Stated problem: Find every line of the listing below where "Beam" appears, and copy it.

Input rows:
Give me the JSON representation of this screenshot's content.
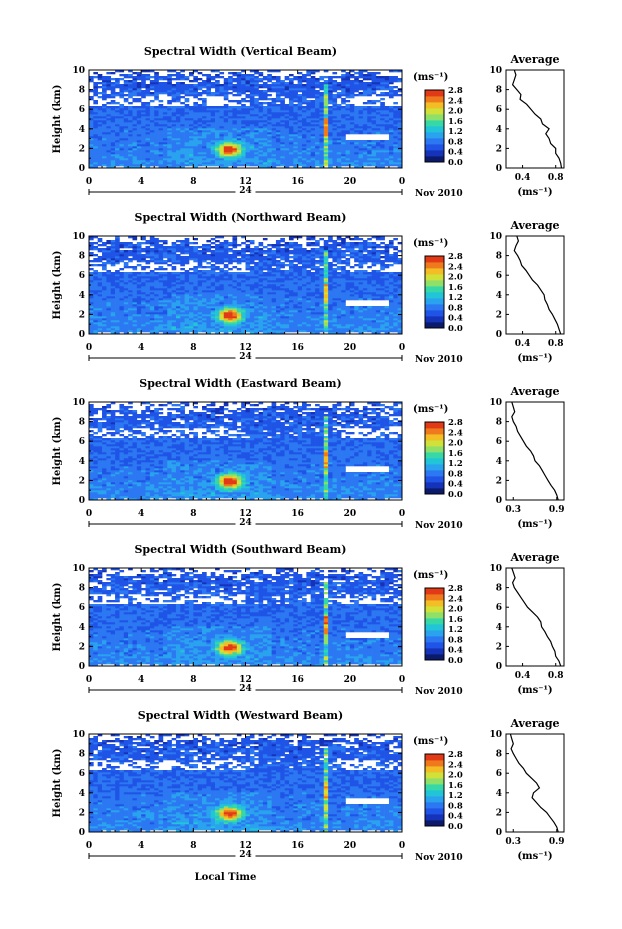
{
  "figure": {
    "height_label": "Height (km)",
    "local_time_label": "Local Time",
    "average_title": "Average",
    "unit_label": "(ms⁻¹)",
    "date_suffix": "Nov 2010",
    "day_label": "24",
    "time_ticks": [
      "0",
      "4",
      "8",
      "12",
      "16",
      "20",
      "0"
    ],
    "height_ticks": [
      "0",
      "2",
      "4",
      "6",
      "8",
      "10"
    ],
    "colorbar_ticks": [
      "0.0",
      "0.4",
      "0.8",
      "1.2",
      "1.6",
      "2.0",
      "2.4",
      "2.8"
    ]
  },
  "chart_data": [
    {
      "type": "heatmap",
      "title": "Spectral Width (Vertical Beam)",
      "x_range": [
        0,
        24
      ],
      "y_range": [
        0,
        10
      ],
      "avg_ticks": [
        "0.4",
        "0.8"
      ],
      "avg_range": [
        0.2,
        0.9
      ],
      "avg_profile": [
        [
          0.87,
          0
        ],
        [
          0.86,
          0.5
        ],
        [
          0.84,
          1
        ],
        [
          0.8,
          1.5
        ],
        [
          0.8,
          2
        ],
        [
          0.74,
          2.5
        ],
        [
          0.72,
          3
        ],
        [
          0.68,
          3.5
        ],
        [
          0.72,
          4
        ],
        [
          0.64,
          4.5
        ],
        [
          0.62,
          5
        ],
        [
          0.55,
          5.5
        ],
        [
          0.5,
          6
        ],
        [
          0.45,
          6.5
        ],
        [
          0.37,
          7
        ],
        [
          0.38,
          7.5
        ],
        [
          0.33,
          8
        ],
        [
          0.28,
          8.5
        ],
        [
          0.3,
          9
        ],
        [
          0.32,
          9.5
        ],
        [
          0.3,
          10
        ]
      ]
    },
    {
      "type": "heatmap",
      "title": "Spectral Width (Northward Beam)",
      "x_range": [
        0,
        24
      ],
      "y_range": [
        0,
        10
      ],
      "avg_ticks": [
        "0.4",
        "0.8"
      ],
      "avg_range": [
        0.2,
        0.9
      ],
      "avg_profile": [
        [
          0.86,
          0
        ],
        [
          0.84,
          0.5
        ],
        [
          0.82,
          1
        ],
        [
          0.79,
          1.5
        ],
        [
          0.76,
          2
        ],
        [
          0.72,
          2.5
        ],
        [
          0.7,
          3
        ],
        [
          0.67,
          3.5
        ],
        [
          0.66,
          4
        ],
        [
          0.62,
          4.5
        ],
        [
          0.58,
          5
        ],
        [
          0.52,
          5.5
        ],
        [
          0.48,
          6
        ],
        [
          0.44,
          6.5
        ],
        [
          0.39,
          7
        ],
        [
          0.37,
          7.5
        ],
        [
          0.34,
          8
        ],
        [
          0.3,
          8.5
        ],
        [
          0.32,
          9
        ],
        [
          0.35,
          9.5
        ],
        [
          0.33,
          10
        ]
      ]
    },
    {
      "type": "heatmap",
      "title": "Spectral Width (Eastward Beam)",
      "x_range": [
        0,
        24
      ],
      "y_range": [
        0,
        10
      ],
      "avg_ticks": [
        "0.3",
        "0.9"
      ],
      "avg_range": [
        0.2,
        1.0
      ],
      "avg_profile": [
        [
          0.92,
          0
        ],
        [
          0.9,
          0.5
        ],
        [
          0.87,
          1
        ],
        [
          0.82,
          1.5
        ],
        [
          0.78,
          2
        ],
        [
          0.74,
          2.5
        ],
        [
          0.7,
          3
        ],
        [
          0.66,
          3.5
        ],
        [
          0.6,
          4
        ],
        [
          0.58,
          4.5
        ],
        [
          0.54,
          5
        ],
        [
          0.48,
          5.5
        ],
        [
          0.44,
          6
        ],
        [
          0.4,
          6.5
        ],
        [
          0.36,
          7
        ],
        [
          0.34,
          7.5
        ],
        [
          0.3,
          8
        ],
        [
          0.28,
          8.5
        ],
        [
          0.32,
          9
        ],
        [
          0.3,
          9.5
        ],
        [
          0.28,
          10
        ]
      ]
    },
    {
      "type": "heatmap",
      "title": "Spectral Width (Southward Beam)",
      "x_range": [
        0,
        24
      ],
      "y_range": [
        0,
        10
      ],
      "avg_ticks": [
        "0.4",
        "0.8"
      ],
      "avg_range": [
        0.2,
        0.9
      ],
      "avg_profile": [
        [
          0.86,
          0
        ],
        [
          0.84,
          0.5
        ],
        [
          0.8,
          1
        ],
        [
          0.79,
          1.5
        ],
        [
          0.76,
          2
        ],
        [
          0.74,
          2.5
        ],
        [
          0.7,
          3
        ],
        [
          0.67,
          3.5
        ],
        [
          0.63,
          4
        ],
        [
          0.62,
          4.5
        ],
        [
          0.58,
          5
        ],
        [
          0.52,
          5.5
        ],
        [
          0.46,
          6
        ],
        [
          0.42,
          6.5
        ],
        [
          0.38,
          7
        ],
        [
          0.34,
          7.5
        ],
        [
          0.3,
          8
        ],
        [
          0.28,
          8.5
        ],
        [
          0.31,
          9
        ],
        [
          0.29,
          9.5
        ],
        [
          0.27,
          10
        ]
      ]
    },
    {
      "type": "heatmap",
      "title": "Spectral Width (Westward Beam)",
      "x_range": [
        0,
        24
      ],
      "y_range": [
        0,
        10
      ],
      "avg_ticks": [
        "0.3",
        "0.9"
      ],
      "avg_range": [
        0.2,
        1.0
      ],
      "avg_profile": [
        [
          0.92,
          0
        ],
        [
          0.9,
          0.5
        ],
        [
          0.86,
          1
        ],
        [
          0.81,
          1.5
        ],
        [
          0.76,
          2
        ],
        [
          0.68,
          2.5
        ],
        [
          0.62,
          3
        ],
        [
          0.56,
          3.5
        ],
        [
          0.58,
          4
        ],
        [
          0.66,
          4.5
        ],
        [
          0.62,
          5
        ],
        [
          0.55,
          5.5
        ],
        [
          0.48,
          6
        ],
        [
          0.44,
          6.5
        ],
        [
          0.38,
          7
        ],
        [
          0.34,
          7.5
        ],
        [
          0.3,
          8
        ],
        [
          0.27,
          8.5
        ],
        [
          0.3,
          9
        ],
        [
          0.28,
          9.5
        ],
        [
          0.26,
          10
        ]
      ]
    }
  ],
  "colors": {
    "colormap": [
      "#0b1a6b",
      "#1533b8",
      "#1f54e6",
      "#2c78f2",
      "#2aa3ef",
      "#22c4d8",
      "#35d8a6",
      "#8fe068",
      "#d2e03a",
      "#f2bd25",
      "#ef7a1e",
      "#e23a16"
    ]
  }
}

Task result:
      "title": "Spectral Width (Vertical Beam)",
      "title": "Spectral Width (Northward Beam)",
      "title": "Spectral Width (Eastward Beam)",
      "title": "Spectral Width (Southward Beam)",
      "title": "Spectral Width (Westward Beam)",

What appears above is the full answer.